┌─ SUPPLIED MATERIAL

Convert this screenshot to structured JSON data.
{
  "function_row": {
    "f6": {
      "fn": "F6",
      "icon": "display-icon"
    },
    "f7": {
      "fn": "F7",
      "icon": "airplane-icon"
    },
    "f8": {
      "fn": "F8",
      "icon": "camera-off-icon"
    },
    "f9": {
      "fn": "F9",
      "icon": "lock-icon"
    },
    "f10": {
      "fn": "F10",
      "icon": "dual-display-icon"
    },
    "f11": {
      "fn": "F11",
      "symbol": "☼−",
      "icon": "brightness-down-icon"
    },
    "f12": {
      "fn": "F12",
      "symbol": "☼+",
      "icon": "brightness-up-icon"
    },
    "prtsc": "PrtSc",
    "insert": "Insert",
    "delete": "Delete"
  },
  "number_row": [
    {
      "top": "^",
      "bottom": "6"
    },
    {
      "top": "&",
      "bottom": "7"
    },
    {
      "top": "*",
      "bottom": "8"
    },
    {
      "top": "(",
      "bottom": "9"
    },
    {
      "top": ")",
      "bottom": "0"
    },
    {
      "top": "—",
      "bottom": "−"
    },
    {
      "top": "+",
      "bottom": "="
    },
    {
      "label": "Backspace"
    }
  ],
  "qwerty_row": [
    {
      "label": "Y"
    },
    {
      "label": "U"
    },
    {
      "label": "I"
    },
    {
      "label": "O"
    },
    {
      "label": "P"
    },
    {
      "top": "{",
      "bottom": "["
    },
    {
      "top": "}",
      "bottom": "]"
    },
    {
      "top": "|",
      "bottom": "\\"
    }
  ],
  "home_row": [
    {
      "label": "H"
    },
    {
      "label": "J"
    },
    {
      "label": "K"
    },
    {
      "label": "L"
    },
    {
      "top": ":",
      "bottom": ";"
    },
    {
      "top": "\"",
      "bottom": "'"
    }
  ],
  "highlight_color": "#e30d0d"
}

└─

TASK TO CARRY OUT:
Write the material out again word for word.

TASK ANSWER:
Convert this screenshot to structured JSON data.
{
  "function_row": {
    "f6": {
      "fn": "F6",
      "icon": "display-icon"
    },
    "f7": {
      "fn": "F7",
      "icon": "airplane-icon"
    },
    "f8": {
      "fn": "F8",
      "icon": "camera-off-icon"
    },
    "f9": {
      "fn": "F9",
      "icon": "lock-icon"
    },
    "f10": {
      "fn": "F10",
      "icon": "dual-display-icon"
    },
    "f11": {
      "fn": "F11",
      "symbol": "☼−",
      "icon": "brightness-down-icon"
    },
    "f12": {
      "fn": "F12",
      "symbol": "☼+",
      "icon": "brightness-up-icon"
    },
    "prtsc": "PrtSc",
    "insert": "Insert",
    "delete": "Delete"
  },
  "number_row": [
    {
      "top": "^",
      "bottom": "6"
    },
    {
      "top": "&",
      "bottom": "7"
    },
    {
      "top": "*",
      "bottom": "8"
    },
    {
      "top": "(",
      "bottom": "9"
    },
    {
      "top": ")",
      "bottom": "0"
    },
    {
      "top": "—",
      "bottom": "−"
    },
    {
      "top": "+",
      "bottom": "="
    },
    {
      "label": "Backspace"
    }
  ],
  "qwerty_row": [
    {
      "label": "Y"
    },
    {
      "label": "U"
    },
    {
      "label": "I"
    },
    {
      "label": "O"
    },
    {
      "label": "P"
    },
    {
      "top": "{",
      "bottom": "["
    },
    {
      "top": "}",
      "bottom": "]"
    },
    {
      "top": "|",
      "bottom": "\\"
    }
  ],
  "home_row": [
    {
      "label": "H"
    },
    {
      "label": "J"
    },
    {
      "label": "K"
    },
    {
      "label": "L"
    },
    {
      "top": ":",
      "bottom": ";"
    },
    {
      "top": "\"",
      "bottom": "'"
    }
  ],
  "highlight_color": "#e30d0d"
}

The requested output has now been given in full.